WHAT YOU ARE ASKED TO DO:
Quote word for word from the line holding "Decode this image" to the last line below, including both, and omit any pictures.
** START MATERIAL TO PROCESS **
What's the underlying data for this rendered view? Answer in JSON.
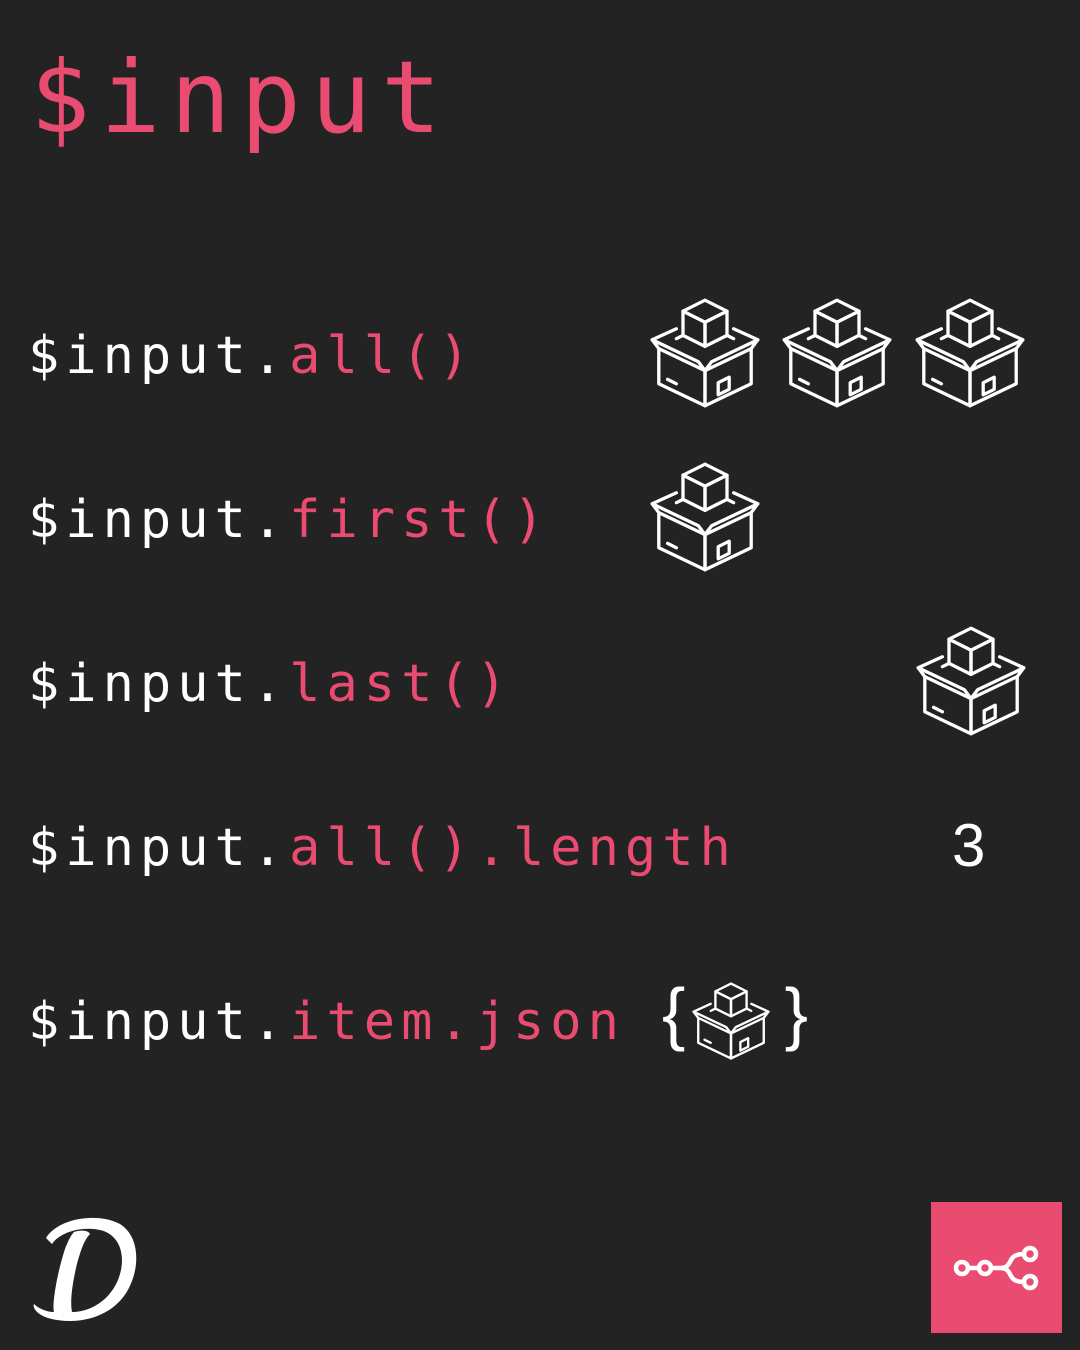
{
  "title": "$input",
  "rows": [
    {
      "base": "$input.",
      "method": "all()",
      "boxes": 3
    },
    {
      "base": "$input.",
      "method": "first()",
      "boxes": 1
    },
    {
      "base": "$input.",
      "method": "last()",
      "boxes": 1
    },
    {
      "base": "$input.",
      "method": "all().length",
      "result": "3"
    },
    {
      "base": "$input.",
      "method": "item.json",
      "braces": [
        "{",
        "}"
      ]
    }
  ],
  "icons": {
    "item": "package-box-icon",
    "brand_left": "d-logo-icon",
    "brand_right": "n8n-logo-icon"
  },
  "colors": {
    "background": "#232323",
    "accent": "#EA4B71",
    "text": "#FFFFFF"
  }
}
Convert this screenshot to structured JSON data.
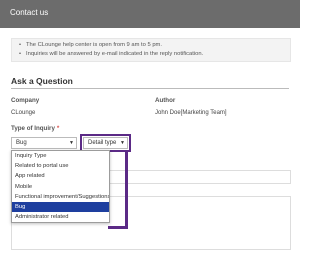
{
  "header": {
    "title": "Contact us"
  },
  "notice": {
    "lines": [
      "The CLounge help center is open from 9 am to 5 pm.",
      "Inquiries will be answered by e-mail indicated in the reply notification."
    ]
  },
  "section": {
    "heading": "Ask a Question"
  },
  "fields": {
    "company_label": "Company",
    "company_value": "CLounge",
    "author_label": "Author",
    "author_value": "John Doe[Marketing Team]",
    "type_label": "Type of Inquiry",
    "required_mark": "*"
  },
  "inquiry_select": {
    "value": "Bug",
    "caret": "▼"
  },
  "detail_select": {
    "value": "Detail type",
    "caret": "▼"
  },
  "dropdown": {
    "options": [
      "Inquiry Type",
      "Related to portal use",
      "App related",
      "Mobile",
      "Functional improvement/Suggestions",
      "Bug",
      "Administrator related"
    ],
    "selected_index": 5
  },
  "colors": {
    "header_bg": "#6c6c6c",
    "highlight": "#5b2a86",
    "selected_bg": "#1e3f9f"
  }
}
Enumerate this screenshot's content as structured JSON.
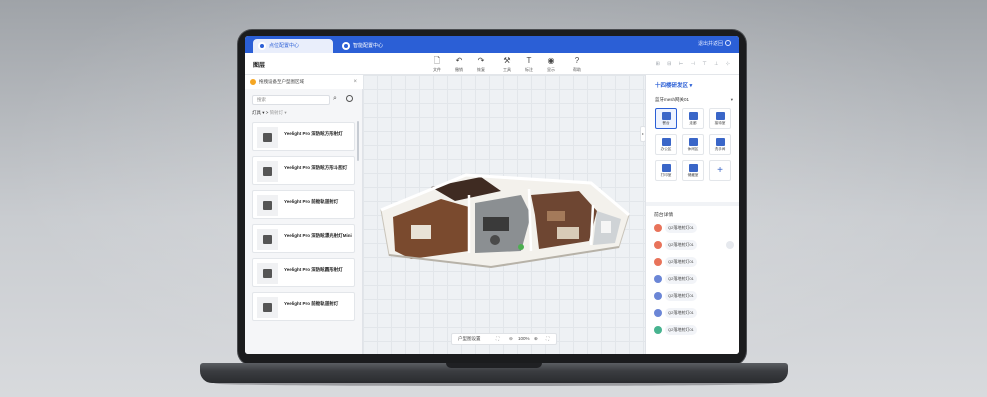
{
  "tabs": [
    {
      "label": "点位配置中心"
    },
    {
      "label": "智能配置中心"
    }
  ],
  "header_right": "退出并返回",
  "toolbar": {
    "title": "图层",
    "tools": [
      {
        "label": "文件",
        "icon": "file-icon"
      },
      {
        "label": "撤销",
        "icon": "undo-icon"
      },
      {
        "label": "恢复",
        "icon": "redo-icon"
      },
      {
        "label": "工具",
        "icon": "tool-icon"
      },
      {
        "label": "标注",
        "icon": "text-icon"
      },
      {
        "label": "显示",
        "icon": "eye-icon"
      },
      {
        "label": "帮助",
        "icon": "help-icon"
      }
    ],
    "right_icons": "⊞ ⊟ ⊢ ⊣ ⊤ ⊥ ⊹"
  },
  "left_panel": {
    "notice": "拖拽设备至户型图区域",
    "search_placeholder": "搜索",
    "breadcrumb_main": "灯具",
    "breadcrumb_sub": "筒射灯",
    "products": [
      {
        "name": "Yeelight Pro 深防眩方形射灯"
      },
      {
        "name": "Yeelight Pro 深防眩方形斗胆灯"
      },
      {
        "name": "Yeelight Pro 前舱轨道射灯"
      },
      {
        "name": "Yeelight Pro 深防眩漂光射灯Mini"
      },
      {
        "name": "Yeelight Pro 深防眩圆形射灯"
      },
      {
        "name": "Yeelight Pro 前舱轨道射灯"
      }
    ]
  },
  "canvas": {
    "zoom_label": "户型图设置",
    "zoom_value": "100%"
  },
  "right_panel": {
    "zone_title": "十四楼研发区",
    "selected_device": "蓝牙mesh网关01",
    "zones": [
      {
        "label": "餐台"
      },
      {
        "label": "走廊"
      },
      {
        "label": "接待室"
      },
      {
        "label": "办公区"
      },
      {
        "label": "休闲区"
      },
      {
        "label": "洗手间"
      },
      {
        "label": "打印室"
      },
      {
        "label": "储藏室"
      }
    ],
    "detail_title": "前台详情",
    "details": [
      {
        "label": "Q2落地射灯01",
        "color": "#e8735a"
      },
      {
        "label": "Q2落地射灯01",
        "color": "#e8735a"
      },
      {
        "label": "Q2落地射灯01",
        "color": "#e8735a"
      },
      {
        "label": "Q2落地射灯01",
        "color": "#6b86d6"
      },
      {
        "label": "Q2落地射灯01",
        "color": "#6b86d6"
      },
      {
        "label": "Q2落地射灯01",
        "color": "#6b86d6"
      },
      {
        "label": "Q2落地射灯01",
        "color": "#47b38f"
      }
    ]
  },
  "colors": {
    "accent": "#2b5fd6",
    "floor_wood": "#7a4a2e",
    "wall": "#f3f1ec"
  }
}
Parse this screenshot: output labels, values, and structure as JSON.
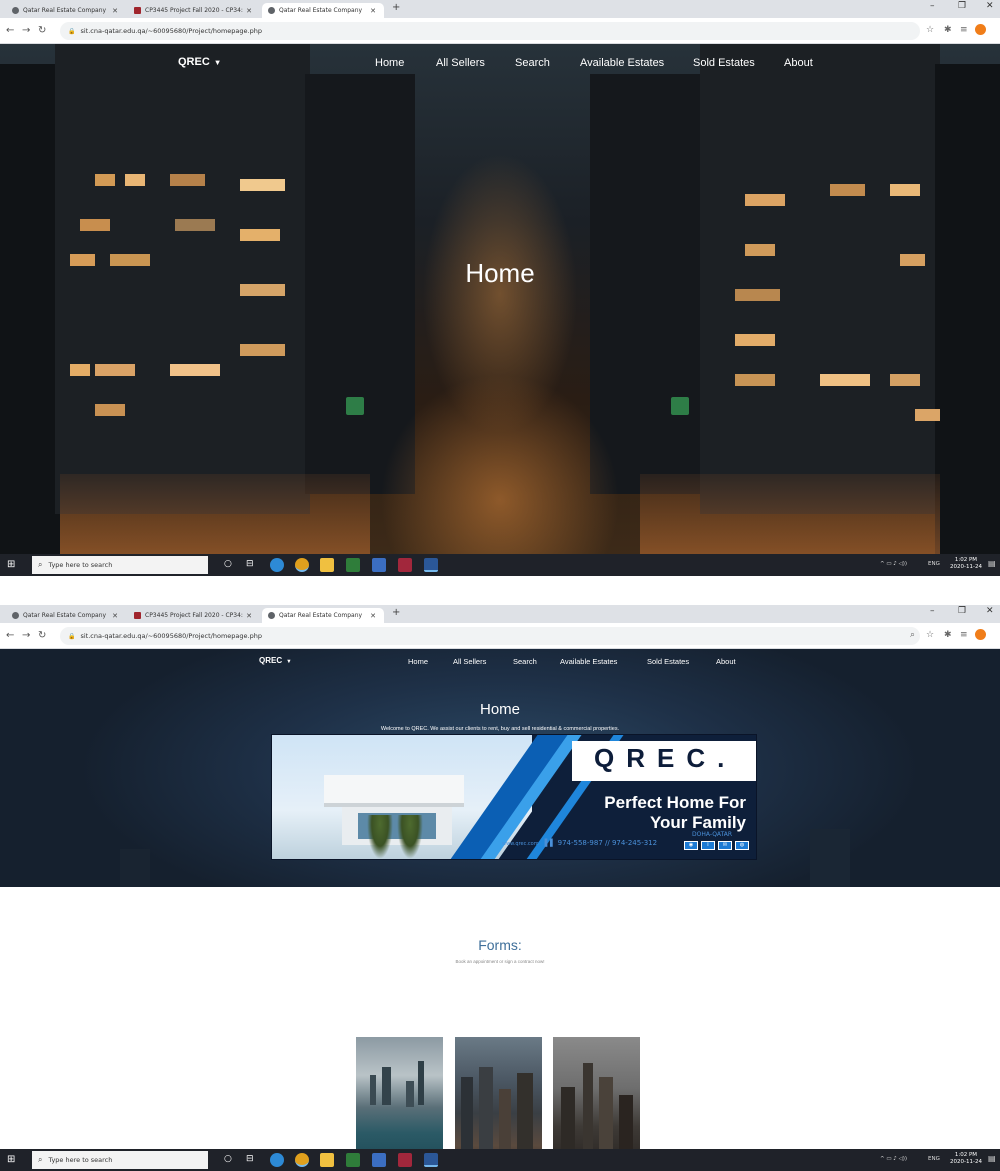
{
  "colors": {
    "tabstrip_bg": "#dee1e6",
    "taskbar_bg": "#1f2229",
    "forms_title": "#3f6f9a",
    "profile_avatar": "#f07d19",
    "banner_navy": "#0e1f3a",
    "banner_blue": "#1c7ad4"
  },
  "taskbar": {
    "search_placeholder": "Type here to search",
    "lang": "ENG"
  },
  "screens": [
    {
      "browser": {
        "tabs": [
          {
            "title": "Qatar Real Estate Company",
            "favicon": "globe-icon"
          },
          {
            "title": "CP3445 Project Fall 2020 - CP34:",
            "favicon": "mortarboard-icon"
          },
          {
            "title": "Qatar Real Estate Company",
            "favicon": "globe-icon",
            "active": true
          }
        ],
        "address": "sit.cna-qatar.edu.qa/~60095680/Project/homepage.php"
      },
      "site": {
        "brand": "QREC",
        "nav": [
          "Home",
          "All Sellers",
          "Search",
          "Available Estates",
          "Sold Estates",
          "About"
        ],
        "hero_title": "Home"
      },
      "clock": {
        "time": "1:02 PM",
        "date": "2020-11-24"
      }
    },
    {
      "browser": {
        "tabs": [
          {
            "title": "Qatar Real Estate Company",
            "favicon": "globe-icon"
          },
          {
            "title": "CP3445 Project Fall 2020 - CP34:",
            "favicon": "mortarboard-icon"
          },
          {
            "title": "Qatar Real Estate Company",
            "favicon": "globe-icon",
            "active": true
          }
        ],
        "address": "sit.cna-qatar.edu.qa/~60095680/Project/homepage.php"
      },
      "site": {
        "brand": "QREC",
        "nav": [
          "Home",
          "All Sellers",
          "Search",
          "Available Estates",
          "Sold Estates",
          "About"
        ],
        "hero_title": "Home",
        "welcome": "Welcome to QREC. We assist our clients to rent, buy and sell residential & commercial properties.",
        "banner": {
          "logo": "QREC.",
          "tagline_1": "Perfect Home For",
          "tagline_2": "Your Family",
          "contact": "974-558-987 // 974-245-312",
          "location": "DOHA-QATAR",
          "web": "www.qrec.com"
        },
        "forms_title": "Forms:",
        "forms_subtitle": "Book an appointment or sign a contract now!"
      },
      "clock": {
        "time": "1:02 PM",
        "date": "2020-11-24"
      }
    }
  ]
}
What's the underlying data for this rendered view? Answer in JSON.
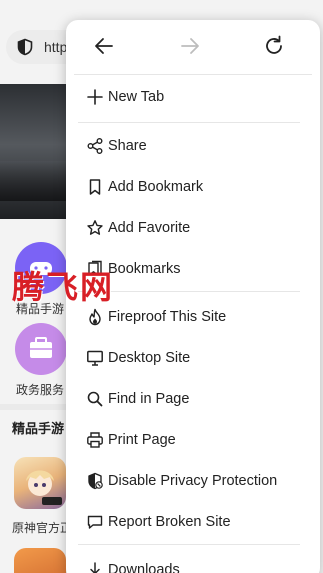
{
  "background": {
    "url_text": "http",
    "apps": [
      {
        "label": "精品手游",
        "color": "#7b63f5"
      },
      {
        "label": "政务服务",
        "color": "#c58be8"
      }
    ],
    "section_title": "精品手游",
    "games": [
      {
        "label": "原神官方正"
      }
    ],
    "watermark": "腾飞网"
  },
  "menu": {
    "nav": [
      {
        "name": "back",
        "icon": "arrow-left-icon",
        "enabled": true
      },
      {
        "name": "forward",
        "icon": "arrow-right-icon",
        "enabled": false
      },
      {
        "name": "reload",
        "icon": "reload-icon",
        "enabled": true
      }
    ],
    "items": [
      {
        "label": "New Tab",
        "icon": "plus-icon"
      },
      {
        "label": "Share",
        "icon": "share-icon"
      },
      {
        "label": "Add Bookmark",
        "icon": "bookmark-icon"
      },
      {
        "label": "Add Favorite",
        "icon": "star-icon"
      },
      {
        "label": "Bookmarks",
        "icon": "bookmarks-icon"
      },
      {
        "label": "Fireproof This Site",
        "icon": "fire-icon"
      },
      {
        "label": "Desktop Site",
        "icon": "monitor-icon"
      },
      {
        "label": "Find in Page",
        "icon": "search-icon"
      },
      {
        "label": "Print Page",
        "icon": "printer-icon"
      },
      {
        "label": "Disable Privacy Protection",
        "icon": "shield-off-icon"
      },
      {
        "label": "Report Broken Site",
        "icon": "chat-bubble-icon"
      },
      {
        "label": "Downloads",
        "icon": "download-icon"
      }
    ]
  }
}
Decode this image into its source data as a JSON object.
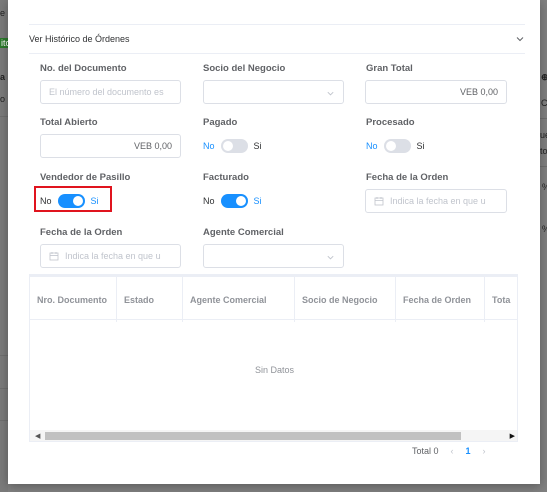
{
  "background_fragments": {
    "f1": "e",
    "f2": "ito",
    "f3": "a",
    "f4": "o",
    "f5": "C",
    "f6": "ue",
    "f7": "to",
    "f8": "%",
    "f9": "%"
  },
  "dialog": {
    "collapse_title": "Ver Histórico de Órdenes"
  },
  "form": {
    "doc_number": {
      "label": "No. del Documento",
      "placeholder": "El número del documento es"
    },
    "business_partner": {
      "label": "Socio del Negocio"
    },
    "grand_total": {
      "label": "Gran Total",
      "value": "VEB 0,00"
    },
    "open_total": {
      "label": "Total Abierto",
      "value": "VEB 0,00"
    },
    "paid": {
      "label": "Pagado",
      "off": "No",
      "on": "Si",
      "checked": false
    },
    "processed": {
      "label": "Procesado",
      "off": "No",
      "on": "Si",
      "checked": false
    },
    "aisle_seller": {
      "label": "Vendedor de Pasillo",
      "off": "No",
      "on": "Si",
      "checked": true
    },
    "invoiced": {
      "label": "Facturado",
      "off": "No",
      "on": "Si",
      "checked": true
    },
    "order_date_from": {
      "label": "Fecha de la Orden",
      "placeholder": "Indica la fecha en que u"
    },
    "order_date_to": {
      "label": "Fecha de la Orden",
      "placeholder": "Indica la fecha en que u"
    },
    "sales_agent": {
      "label": "Agente Comercial"
    }
  },
  "table": {
    "columns": [
      "Nro. Documento",
      "Estado",
      "Agente Comercial",
      "Socio de Negocio",
      "Fecha de Orden",
      "Tota"
    ],
    "empty_text": "Sin Datos"
  },
  "pagination": {
    "total": "Total 0",
    "current_page": "1"
  },
  "colors": {
    "accent": "#1890ff",
    "highlight": "#e0141e"
  }
}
** END MATERIAL TO PROCESS **
EXERCISE OUTPUT:
Decode this image into its source data as a JSON object.
{
  "background_fragments": {
    "f1": "e",
    "f2": "ito",
    "f3": "a",
    "f4": "o",
    "f5": "C",
    "f6": "ue",
    "f7": "to",
    "f8": "%",
    "f9": "%"
  },
  "dialog": {
    "collapse_title": "Ver Histórico de Órdenes"
  },
  "form": {
    "doc_number": {
      "label": "No. del Documento",
      "placeholder": "El número del documento es"
    },
    "business_partner": {
      "label": "Socio del Negocio"
    },
    "grand_total": {
      "label": "Gran Total",
      "value": "VEB 0,00"
    },
    "open_total": {
      "label": "Total Abierto",
      "value": "VEB 0,00"
    },
    "paid": {
      "label": "Pagado",
      "off": "No",
      "on": "Si",
      "checked": false
    },
    "processed": {
      "label": "Procesado",
      "off": "No",
      "on": "Si",
      "checked": false
    },
    "aisle_seller": {
      "label": "Vendedor de Pasillo",
      "off": "No",
      "on": "Si",
      "checked": true
    },
    "invoiced": {
      "label": "Facturado",
      "off": "No",
      "on": "Si",
      "checked": true
    },
    "order_date_from": {
      "label": "Fecha de la Orden",
      "placeholder": "Indica la fecha en que u"
    },
    "order_date_to": {
      "label": "Fecha de la Orden",
      "placeholder": "Indica la fecha en que u"
    },
    "sales_agent": {
      "label": "Agente Comercial"
    }
  },
  "table": {
    "columns": [
      "Nro. Documento",
      "Estado",
      "Agente Comercial",
      "Socio de Negocio",
      "Fecha de Orden",
      "Tota"
    ],
    "empty_text": "Sin Datos"
  },
  "pagination": {
    "total": "Total 0",
    "current_page": "1"
  },
  "colors": {
    "accent": "#1890ff",
    "highlight": "#e0141e"
  }
}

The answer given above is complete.